+++ Input material +++

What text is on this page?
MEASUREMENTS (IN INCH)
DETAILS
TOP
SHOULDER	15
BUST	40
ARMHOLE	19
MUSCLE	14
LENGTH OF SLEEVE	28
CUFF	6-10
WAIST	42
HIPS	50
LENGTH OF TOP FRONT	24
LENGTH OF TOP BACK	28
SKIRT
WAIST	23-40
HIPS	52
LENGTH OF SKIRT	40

+++

Exercise requirements
Everything in the listing above should be restated exactly.

Task solution
What text is on this page?
MEASUREMENTS (IN INCH)
DETAILS
TOP
SHOULDER	15
BUST	40
ARMHOLE	19
MUSCLE	14
LENGTH OF SLEEVE	28
CUFF	6-10
WAIST	42
HIPS	50
LENGTH OF TOP FRONT	24
LENGTH OF TOP BACK	28
SKIRT
WAIST	23-40
HIPS	52
LENGTH OF SKIRT	40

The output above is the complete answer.